>> START

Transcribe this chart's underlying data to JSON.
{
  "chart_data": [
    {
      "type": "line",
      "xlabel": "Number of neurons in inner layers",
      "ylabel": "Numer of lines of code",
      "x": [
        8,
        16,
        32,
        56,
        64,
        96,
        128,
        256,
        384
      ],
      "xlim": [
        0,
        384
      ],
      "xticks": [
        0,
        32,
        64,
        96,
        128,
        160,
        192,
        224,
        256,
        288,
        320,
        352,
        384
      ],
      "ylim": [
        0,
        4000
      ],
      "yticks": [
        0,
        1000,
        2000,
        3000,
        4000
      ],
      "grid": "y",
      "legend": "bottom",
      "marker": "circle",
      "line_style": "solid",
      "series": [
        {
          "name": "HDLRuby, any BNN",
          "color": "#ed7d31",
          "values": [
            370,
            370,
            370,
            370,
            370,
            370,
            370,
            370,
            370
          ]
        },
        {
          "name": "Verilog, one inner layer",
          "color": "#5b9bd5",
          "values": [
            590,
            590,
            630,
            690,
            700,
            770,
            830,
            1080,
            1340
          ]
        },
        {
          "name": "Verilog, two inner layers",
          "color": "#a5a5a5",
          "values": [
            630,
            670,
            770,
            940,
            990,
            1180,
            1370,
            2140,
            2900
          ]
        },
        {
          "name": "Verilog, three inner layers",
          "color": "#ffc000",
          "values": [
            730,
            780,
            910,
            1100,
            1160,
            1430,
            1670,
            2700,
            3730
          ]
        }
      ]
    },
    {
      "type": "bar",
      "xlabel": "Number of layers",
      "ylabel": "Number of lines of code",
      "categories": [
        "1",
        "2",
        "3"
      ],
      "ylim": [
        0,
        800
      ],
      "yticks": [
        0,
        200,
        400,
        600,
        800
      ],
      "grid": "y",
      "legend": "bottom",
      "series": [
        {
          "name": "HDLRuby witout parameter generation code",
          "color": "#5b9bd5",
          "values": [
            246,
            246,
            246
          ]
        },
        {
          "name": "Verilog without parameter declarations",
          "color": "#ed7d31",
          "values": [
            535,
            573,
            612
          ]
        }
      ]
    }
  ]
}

>> END

The task - Count the lines of the material that include the word "xlabel", then state only the total.

Reply - 2